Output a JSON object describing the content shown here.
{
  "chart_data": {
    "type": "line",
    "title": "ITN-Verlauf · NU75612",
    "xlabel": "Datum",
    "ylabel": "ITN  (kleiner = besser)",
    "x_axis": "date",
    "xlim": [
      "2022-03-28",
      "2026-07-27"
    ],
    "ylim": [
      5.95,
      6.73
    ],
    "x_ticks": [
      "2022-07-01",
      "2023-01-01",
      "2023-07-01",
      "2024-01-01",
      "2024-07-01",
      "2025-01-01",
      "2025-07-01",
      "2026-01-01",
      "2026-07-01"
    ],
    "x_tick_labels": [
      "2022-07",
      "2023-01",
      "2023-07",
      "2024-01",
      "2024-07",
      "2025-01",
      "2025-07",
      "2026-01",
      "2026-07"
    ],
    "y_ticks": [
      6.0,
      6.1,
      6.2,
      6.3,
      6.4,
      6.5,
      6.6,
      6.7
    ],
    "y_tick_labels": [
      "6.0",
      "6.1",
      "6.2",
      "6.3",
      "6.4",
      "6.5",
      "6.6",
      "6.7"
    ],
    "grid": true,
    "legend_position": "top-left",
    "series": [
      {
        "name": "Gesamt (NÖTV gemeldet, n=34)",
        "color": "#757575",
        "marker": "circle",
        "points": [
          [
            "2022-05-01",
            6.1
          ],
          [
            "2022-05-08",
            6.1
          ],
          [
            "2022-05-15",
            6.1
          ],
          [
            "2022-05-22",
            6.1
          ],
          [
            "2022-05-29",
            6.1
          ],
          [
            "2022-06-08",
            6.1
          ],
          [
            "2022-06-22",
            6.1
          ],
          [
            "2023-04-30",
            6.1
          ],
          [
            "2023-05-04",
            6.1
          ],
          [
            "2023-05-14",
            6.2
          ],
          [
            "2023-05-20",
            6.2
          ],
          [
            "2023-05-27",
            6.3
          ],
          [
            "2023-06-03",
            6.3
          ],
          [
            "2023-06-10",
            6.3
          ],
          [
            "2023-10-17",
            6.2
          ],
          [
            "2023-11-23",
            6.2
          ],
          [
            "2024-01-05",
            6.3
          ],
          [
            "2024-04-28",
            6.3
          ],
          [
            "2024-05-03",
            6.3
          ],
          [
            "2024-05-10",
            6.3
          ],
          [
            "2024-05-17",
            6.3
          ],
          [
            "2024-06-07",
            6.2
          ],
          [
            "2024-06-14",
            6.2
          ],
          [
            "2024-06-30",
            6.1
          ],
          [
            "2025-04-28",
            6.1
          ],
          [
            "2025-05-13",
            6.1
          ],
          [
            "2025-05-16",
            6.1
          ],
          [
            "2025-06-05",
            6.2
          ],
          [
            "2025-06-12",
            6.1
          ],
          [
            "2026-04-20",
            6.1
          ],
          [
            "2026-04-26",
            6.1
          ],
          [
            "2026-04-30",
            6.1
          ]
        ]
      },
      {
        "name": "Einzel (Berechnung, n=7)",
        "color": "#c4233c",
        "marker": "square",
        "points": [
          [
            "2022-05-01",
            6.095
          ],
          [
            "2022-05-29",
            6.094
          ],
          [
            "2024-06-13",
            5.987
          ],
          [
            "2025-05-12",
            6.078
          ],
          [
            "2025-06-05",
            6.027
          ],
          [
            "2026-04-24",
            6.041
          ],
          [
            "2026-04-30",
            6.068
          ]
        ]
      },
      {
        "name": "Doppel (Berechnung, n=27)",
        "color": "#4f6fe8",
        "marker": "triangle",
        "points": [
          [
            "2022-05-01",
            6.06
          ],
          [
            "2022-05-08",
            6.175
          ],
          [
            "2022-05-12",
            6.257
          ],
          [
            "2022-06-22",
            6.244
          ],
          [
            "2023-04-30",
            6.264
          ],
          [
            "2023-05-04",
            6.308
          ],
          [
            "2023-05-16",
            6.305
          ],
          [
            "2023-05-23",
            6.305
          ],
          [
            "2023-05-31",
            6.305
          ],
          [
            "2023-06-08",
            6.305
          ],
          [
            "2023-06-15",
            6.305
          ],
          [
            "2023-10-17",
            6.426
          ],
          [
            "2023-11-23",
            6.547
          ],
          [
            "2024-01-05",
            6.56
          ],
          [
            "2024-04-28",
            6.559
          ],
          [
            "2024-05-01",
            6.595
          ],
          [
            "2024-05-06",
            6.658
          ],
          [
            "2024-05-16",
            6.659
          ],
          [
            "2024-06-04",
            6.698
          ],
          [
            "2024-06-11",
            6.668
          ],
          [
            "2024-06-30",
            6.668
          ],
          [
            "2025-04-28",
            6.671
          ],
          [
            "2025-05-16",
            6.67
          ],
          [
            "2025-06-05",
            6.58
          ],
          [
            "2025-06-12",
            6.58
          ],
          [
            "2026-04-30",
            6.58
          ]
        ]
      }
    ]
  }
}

WHAT YOU HAVE TO DO:
Search the lines for "name". Copy each line that has it.

SOLVED EXERCISE:
        "name": "Gesamt (NÖTV gemeldet, n=34)",
        "name": "Einzel (Berechnung, n=7)",
        "name": "Doppel (Berechnung, n=27)",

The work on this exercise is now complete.